### What the task asks
Write out all the lines again, precisely as they stand, but without the images.

### Information supplied
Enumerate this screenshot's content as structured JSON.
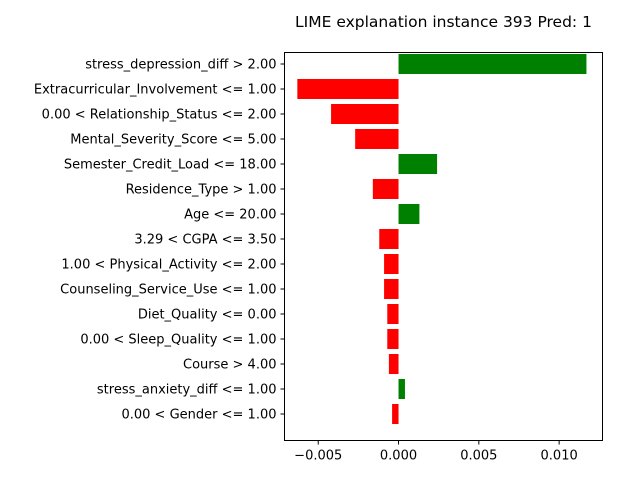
{
  "chart_data": {
    "type": "bar",
    "orientation": "horizontal",
    "title": "LIME explanation instance 393 Pred: 1",
    "xlabel": "",
    "ylabel": "",
    "xlim": [
      -0.0071,
      0.0127
    ],
    "x_ticks": [
      -0.005,
      0.0,
      0.005,
      0.01
    ],
    "x_tick_labels": [
      "−0.005",
      "0.000",
      "0.005",
      "0.010"
    ],
    "grid": false,
    "legend": "none",
    "positive_color": "#008000",
    "negative_color": "#ff0000",
    "categories": [
      "stress_depression_diff > 2.00",
      "Extracurricular_Involvement <= 1.00",
      "0.00 < Relationship_Status <= 2.00",
      "Mental_Severity_Score <= 5.00",
      "Semester_Credit_Load <= 18.00",
      "Residence_Type > 1.00",
      "Age <= 20.00",
      "3.29 < CGPA <= 3.50",
      "1.00 < Physical_Activity <= 2.00",
      "Counseling_Service_Use <= 1.00",
      "Diet_Quality <= 0.00",
      "0.00 < Sleep_Quality <= 1.00",
      "Course > 4.00",
      "stress_anxiety_diff <= 1.00",
      "0.00 < Gender <= 1.00"
    ],
    "values": [
      0.0117,
      -0.0063,
      -0.0042,
      -0.0027,
      0.0024,
      -0.0016,
      0.0013,
      -0.0012,
      -0.0009,
      -0.0009,
      -0.0007,
      -0.0007,
      -0.0006,
      0.0004,
      -0.0004
    ]
  }
}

### Result for this exercise
Enumerate this screenshot's content as structured JSON.
{
  "chart_data": {
    "type": "bar",
    "orientation": "horizontal",
    "title": "LIME explanation instance 393 Pred: 1",
    "xlabel": "",
    "ylabel": "",
    "xlim": [
      -0.0071,
      0.0127
    ],
    "x_ticks": [
      -0.005,
      0.0,
      0.005,
      0.01
    ],
    "x_tick_labels": [
      "−0.005",
      "0.000",
      "0.005",
      "0.010"
    ],
    "grid": false,
    "legend": "none",
    "positive_color": "#008000",
    "negative_color": "#ff0000",
    "categories": [
      "stress_depression_diff > 2.00",
      "Extracurricular_Involvement <= 1.00",
      "0.00 < Relationship_Status <= 2.00",
      "Mental_Severity_Score <= 5.00",
      "Semester_Credit_Load <= 18.00",
      "Residence_Type > 1.00",
      "Age <= 20.00",
      "3.29 < CGPA <= 3.50",
      "1.00 < Physical_Activity <= 2.00",
      "Counseling_Service_Use <= 1.00",
      "Diet_Quality <= 0.00",
      "0.00 < Sleep_Quality <= 1.00",
      "Course > 4.00",
      "stress_anxiety_diff <= 1.00",
      "0.00 < Gender <= 1.00"
    ],
    "values": [
      0.0117,
      -0.0063,
      -0.0042,
      -0.0027,
      0.0024,
      -0.0016,
      0.0013,
      -0.0012,
      -0.0009,
      -0.0009,
      -0.0007,
      -0.0007,
      -0.0006,
      0.0004,
      -0.0004
    ]
  }
}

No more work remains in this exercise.